-------- Data supplied --------
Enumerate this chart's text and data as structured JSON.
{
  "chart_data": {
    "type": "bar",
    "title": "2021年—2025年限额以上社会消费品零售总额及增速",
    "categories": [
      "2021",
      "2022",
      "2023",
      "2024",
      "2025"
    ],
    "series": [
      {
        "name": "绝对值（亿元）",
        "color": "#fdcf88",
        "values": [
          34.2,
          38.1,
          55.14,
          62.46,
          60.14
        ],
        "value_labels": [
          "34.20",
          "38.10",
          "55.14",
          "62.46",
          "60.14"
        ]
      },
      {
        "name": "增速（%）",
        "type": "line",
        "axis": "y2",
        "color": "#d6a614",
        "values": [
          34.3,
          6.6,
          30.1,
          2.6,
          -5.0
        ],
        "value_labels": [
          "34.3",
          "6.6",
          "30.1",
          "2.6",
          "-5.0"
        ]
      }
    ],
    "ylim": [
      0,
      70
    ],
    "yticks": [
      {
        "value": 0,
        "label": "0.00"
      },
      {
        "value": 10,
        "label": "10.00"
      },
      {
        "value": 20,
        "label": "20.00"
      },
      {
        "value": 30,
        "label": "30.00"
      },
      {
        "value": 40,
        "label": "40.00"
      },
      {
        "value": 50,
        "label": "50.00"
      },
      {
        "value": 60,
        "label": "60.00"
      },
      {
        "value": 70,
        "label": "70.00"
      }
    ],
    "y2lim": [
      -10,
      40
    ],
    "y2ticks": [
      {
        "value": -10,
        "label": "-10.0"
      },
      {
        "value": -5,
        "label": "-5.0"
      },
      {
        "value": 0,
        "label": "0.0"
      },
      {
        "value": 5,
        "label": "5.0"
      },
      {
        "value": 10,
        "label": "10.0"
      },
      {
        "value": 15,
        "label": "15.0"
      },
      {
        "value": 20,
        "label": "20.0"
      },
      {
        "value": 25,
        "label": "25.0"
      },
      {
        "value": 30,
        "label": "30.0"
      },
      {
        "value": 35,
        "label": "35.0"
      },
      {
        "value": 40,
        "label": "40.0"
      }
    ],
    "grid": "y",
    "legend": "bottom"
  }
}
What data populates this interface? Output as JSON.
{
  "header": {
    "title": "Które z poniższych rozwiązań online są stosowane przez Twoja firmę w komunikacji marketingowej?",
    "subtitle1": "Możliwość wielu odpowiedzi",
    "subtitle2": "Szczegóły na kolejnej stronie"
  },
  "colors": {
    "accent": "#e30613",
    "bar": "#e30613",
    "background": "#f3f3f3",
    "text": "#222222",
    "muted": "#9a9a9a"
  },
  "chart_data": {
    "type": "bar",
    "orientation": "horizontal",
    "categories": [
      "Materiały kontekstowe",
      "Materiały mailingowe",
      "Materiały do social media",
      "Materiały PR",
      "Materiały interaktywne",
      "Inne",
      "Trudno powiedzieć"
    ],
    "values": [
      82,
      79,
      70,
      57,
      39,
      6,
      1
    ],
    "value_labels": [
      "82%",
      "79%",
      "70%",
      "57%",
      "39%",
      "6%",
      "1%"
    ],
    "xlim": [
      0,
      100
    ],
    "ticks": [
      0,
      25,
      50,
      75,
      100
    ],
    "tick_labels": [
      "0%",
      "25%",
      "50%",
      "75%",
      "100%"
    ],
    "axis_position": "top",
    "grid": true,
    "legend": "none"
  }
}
--------
Write the listing out again, exactly as it reads.

Enumerate this chart's text and data as structured JSON.
{
  "chart_data": {
    "type": "bar",
    "title": "2021年—2025年限额以上社会消费品零售总额及增速",
    "categories": [
      "2021",
      "2022",
      "2023",
      "2024",
      "2025"
    ],
    "series": [
      {
        "name": "绝对值（亿元）",
        "color": "#fdcf88",
        "values": [
          34.2,
          38.1,
          55.14,
          62.46,
          60.14
        ],
        "value_labels": [
          "34.20",
          "38.10",
          "55.14",
          "62.46",
          "60.14"
        ]
      },
      {
        "name": "增速（%）",
        "type": "line",
        "axis": "y2",
        "color": "#d6a614",
        "values": [
          34.3,
          6.6,
          30.1,
          2.6,
          -5.0
        ],
        "value_labels": [
          "34.3",
          "6.6",
          "30.1",
          "2.6",
          "-5.0"
        ]
      }
    ],
    "ylim": [
      0,
      70
    ],
    "yticks": [
      {
        "value": 0,
        "label": "0.00"
      },
      {
        "value": 10,
        "label": "10.00"
      },
      {
        "value": 20,
        "label": "20.00"
      },
      {
        "value": 30,
        "label": "30.00"
      },
      {
        "value": 40,
        "label": "40.00"
      },
      {
        "value": 50,
        "label": "50.00"
      },
      {
        "value": 60,
        "label": "60.00"
      },
      {
        "value": 70,
        "label": "70.00"
      }
    ],
    "y2lim": [
      -10,
      40
    ],
    "y2ticks": [
      {
        "value": -10,
        "label": "-10.0"
      },
      {
        "value": -5,
        "label": "-5.0"
      },
      {
        "value": 0,
        "label": "0.0"
      },
      {
        "value": 5,
        "label": "5.0"
      },
      {
        "value": 10,
        "label": "10.0"
      },
      {
        "value": 15,
        "label": "15.0"
      },
      {
        "value": 20,
        "label": "20.0"
      },
      {
        "value": 25,
        "label": "25.0"
      },
      {
        "value": 30,
        "label": "30.0"
      },
      {
        "value": 35,
        "label": "35.0"
      },
      {
        "value": 40,
        "label": "40.0"
      }
    ],
    "grid": "y",
    "legend": "bottom"
  }
}
What data populates this interface? Output as JSON.
{
  "header": {
    "title": "Które z poniższych rozwiązań online są stosowane przez Twoja firmę w komunikacji marketingowej?",
    "subtitle1": "Możliwość wielu odpowiedzi",
    "subtitle2": "Szczegóły na kolejnej stronie"
  },
  "colors": {
    "accent": "#e30613",
    "bar": "#e30613",
    "background": "#f3f3f3",
    "text": "#222222",
    "muted": "#9a9a9a"
  },
  "chart_data": {
    "type": "bar",
    "orientation": "horizontal",
    "categories": [
      "Materiały kontekstowe",
      "Materiały mailingowe",
      "Materiały do social media",
      "Materiały PR",
      "Materiały interaktywne",
      "Inne",
      "Trudno powiedzieć"
    ],
    "values": [
      82,
      79,
      70,
      57,
      39,
      6,
      1
    ],
    "value_labels": [
      "82%",
      "79%",
      "70%",
      "57%",
      "39%",
      "6%",
      "1%"
    ],
    "xlim": [
      0,
      100
    ],
    "ticks": [
      0,
      25,
      50,
      75,
      100
    ],
    "tick_labels": [
      "0%",
      "25%",
      "50%",
      "75%",
      "100%"
    ],
    "axis_position": "top",
    "grid": true,
    "legend": "none"
  }
}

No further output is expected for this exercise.